◆ To be done
Can you write out all of the material below, word for word?

Records for processing start

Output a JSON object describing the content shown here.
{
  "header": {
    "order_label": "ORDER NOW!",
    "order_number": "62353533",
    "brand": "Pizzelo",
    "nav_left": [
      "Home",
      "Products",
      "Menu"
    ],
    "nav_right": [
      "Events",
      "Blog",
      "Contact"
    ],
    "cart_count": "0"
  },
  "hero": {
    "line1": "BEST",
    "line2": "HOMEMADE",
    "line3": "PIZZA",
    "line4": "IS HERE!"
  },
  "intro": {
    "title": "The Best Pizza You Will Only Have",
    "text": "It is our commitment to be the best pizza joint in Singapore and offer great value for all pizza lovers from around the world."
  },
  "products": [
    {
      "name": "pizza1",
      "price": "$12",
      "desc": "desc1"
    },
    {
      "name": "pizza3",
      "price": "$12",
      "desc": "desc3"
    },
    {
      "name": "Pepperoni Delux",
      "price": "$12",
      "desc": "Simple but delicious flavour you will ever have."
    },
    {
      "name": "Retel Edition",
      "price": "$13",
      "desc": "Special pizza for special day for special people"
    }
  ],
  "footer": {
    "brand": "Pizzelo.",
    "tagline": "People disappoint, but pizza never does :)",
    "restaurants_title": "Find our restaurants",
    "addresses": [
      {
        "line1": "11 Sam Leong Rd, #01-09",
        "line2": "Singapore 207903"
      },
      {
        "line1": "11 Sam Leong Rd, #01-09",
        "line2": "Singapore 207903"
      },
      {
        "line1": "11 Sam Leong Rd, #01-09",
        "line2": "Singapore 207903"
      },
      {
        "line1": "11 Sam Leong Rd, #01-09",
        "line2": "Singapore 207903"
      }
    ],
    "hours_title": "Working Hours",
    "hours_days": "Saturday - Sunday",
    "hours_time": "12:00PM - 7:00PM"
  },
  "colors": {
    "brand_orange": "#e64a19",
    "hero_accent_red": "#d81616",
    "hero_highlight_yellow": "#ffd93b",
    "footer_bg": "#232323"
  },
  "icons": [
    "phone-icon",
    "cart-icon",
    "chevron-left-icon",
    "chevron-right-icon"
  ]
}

Records for processing end

◆ In response
Output a JSON object describing the content shown here.
{
  "header": {
    "order_label": "ORDER NOW!",
    "order_number": "62353533",
    "brand": "Pizzelo",
    "nav_left": [
      "Home",
      "Products",
      "Menu"
    ],
    "nav_right": [
      "Events",
      "Blog",
      "Contact"
    ],
    "cart_count": "0"
  },
  "hero": {
    "line1": "BEST",
    "line2": "HOMEMADE",
    "line3": "PIZZA",
    "line4": "IS HERE!"
  },
  "intro": {
    "title": "The Best Pizza You Will Only Have",
    "text": "It is our commitment to be the best pizza joint in Singapore and offer great value for all pizza lovers from around the world."
  },
  "products": [
    {
      "name": "pizza1",
      "price": "$12",
      "desc": "desc1"
    },
    {
      "name": "pizza3",
      "price": "$12",
      "desc": "desc3"
    },
    {
      "name": "Pepperoni Delux",
      "price": "$12",
      "desc": "Simple but delicious flavour you will ever have."
    },
    {
      "name": "Retel Edition",
      "price": "$13",
      "desc": "Special pizza for special day for special people"
    }
  ],
  "footer": {
    "brand": "Pizzelo.",
    "tagline": "People disappoint, but pizza never does :)",
    "restaurants_title": "Find our restaurants",
    "addresses": [
      {
        "line1": "11 Sam Leong Rd, #01-09",
        "line2": "Singapore 207903"
      },
      {
        "line1": "11 Sam Leong Rd, #01-09",
        "line2": "Singapore 207903"
      },
      {
        "line1": "11 Sam Leong Rd, #01-09",
        "line2": "Singapore 207903"
      },
      {
        "line1": "11 Sam Leong Rd, #01-09",
        "line2": "Singapore 207903"
      }
    ],
    "hours_title": "Working Hours",
    "hours_days": "Saturday - Sunday",
    "hours_time": "12:00PM - 7:00PM"
  },
  "colors": {
    "brand_orange": "#e64a19",
    "hero_accent_red": "#d81616",
    "hero_highlight_yellow": "#ffd93b",
    "footer_bg": "#232323"
  },
  "icons": [
    "phone-icon",
    "cart-icon",
    "chevron-left-icon",
    "chevron-right-icon"
  ]
}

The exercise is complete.